How do Discovery of Competence, and Fact, Artifacts, and Counter-facts handle grammar? Is there a place for overt grammar instruction in the two course designs? Do you think students need more grammar/editing/proofreading practice than the two courses provide? What would you add to their courses?
Unlike Discovery of Competence--which, from what I could tell, had no overt practice or discussion of grammar--FAC does include grammar instruction. The instructors wait until later in the semester to bring up the idea of grammar, and then it is taught not broadly but according to specific areas that students from that class are struggling in. The authors recommend using the students' own texts to introduce grammar discussion, by reproducing a single student essay that is representative of some of the grammar errors commonly found in the class. The errors and their fixes can then be pointed out using the student sample.
However, FAC asserts that this kind of instruction is not necessary every semester. More commonly, they believe that errors occur student-by-student rather than class-wide, so larger lessons on FANBOYS or run-on sentences aren't often necessary. They recommend having students partner up to help each other find grammar errors in each other's texts, with the instructor going around the room and helping each pair find their specific errors.
I think some combo of the two practices may be helpful. One way that I like to teach grammar is to introduce a grammar "rule" that I think most students will find useful (FANBOYS, prepositional phrases at the beginning of a sentence, there/they're/their) on a day when they are bringing a draft to class. I'll teach the rule quickly on the board, then have students find that rule (being used correctly or incorrectly) in their own papers. If they've done it right, they circle it. If they've done it wrong, they fix it. If it hasn't come up, they add a sentence using that rule to their draft. I can do a quick check of student understanding when they turn in their drafts, but it's never officially scored or graded. Anyway, I think this way of framing a grammar lesson is practical without being overwhelming or tedious, and I would incorporate it into either a DOC or FAC course.

**Information provided**
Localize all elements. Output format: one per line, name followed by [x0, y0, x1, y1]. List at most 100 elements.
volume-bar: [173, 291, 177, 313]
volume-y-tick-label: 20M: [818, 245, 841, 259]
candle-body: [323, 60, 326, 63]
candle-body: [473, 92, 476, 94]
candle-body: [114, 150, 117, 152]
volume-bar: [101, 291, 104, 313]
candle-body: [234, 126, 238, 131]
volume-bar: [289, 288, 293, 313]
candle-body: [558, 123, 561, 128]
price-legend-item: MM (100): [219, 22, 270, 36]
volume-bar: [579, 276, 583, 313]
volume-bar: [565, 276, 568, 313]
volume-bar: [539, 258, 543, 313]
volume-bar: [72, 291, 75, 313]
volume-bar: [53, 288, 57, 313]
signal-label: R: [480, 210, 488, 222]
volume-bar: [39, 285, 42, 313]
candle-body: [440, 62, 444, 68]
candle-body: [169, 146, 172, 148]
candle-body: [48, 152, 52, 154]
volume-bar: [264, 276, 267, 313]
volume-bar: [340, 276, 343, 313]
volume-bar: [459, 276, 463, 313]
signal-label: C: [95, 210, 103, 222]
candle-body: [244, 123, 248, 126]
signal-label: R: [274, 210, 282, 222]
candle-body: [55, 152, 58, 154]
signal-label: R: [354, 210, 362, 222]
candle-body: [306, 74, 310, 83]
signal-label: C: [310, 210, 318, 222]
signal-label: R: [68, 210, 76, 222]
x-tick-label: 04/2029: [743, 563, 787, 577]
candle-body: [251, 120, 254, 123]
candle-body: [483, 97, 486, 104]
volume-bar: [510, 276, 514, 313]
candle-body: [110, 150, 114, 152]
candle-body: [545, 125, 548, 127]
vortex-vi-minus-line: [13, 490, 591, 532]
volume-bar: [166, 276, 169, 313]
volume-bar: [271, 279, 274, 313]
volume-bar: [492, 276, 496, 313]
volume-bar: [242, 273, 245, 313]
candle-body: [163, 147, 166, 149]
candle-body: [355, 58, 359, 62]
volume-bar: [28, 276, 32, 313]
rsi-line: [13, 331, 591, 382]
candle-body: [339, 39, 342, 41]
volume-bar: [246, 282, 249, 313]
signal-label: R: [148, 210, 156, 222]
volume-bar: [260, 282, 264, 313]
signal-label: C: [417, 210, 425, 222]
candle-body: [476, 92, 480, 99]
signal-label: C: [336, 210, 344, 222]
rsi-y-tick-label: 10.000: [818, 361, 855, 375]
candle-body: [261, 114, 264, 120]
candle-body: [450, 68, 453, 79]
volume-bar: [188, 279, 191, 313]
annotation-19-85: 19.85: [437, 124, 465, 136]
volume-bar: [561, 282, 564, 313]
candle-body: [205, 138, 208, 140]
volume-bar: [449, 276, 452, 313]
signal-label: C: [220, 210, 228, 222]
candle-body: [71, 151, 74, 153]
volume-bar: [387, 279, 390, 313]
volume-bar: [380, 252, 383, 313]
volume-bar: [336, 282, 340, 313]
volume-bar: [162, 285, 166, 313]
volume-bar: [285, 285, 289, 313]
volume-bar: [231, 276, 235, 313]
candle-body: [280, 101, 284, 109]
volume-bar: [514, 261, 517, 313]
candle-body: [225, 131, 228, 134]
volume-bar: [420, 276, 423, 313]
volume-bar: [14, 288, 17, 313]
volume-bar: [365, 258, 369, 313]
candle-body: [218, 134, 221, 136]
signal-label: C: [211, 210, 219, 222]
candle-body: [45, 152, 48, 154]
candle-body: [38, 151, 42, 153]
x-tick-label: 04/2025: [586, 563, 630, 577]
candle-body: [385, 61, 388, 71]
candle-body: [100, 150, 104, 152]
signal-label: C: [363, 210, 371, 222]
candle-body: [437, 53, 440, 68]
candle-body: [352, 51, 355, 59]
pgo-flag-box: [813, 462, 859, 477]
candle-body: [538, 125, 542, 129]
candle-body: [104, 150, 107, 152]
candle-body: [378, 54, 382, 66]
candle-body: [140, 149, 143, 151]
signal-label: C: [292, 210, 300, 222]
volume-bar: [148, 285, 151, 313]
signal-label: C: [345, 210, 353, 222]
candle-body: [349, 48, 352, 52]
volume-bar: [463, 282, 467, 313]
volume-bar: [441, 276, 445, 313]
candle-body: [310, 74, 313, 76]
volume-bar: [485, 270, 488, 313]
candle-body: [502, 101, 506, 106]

**Required action A**
Copy the part of the text on grammar instruction between "How do Discovery" and "to their courses?", inclusive.
**Required action B**
Answer these questions using the text on grammar instruction:
(i) At what point in the semester do the FAC instructors bring up grammar?
(ii) What does FAC recommend that students do with a partner?
(iii) In the writer's own method, what do students do if the rule has not come up in their draft?

**Written reply A**
How do Discovery of Competence, and Fact, Artifacts, and Counter-facts handle grammar? Is there a place for overt grammar instruction in the two course designs? Do you think students need more grammar/editing/proofreading practice than the two courses provide? What would you add to their courses?

**Written reply B**
(i) Later in the semester.
(ii) Help each other find grammar errors in each other's texts.
(iii) They add a sentence using that rule to their draft.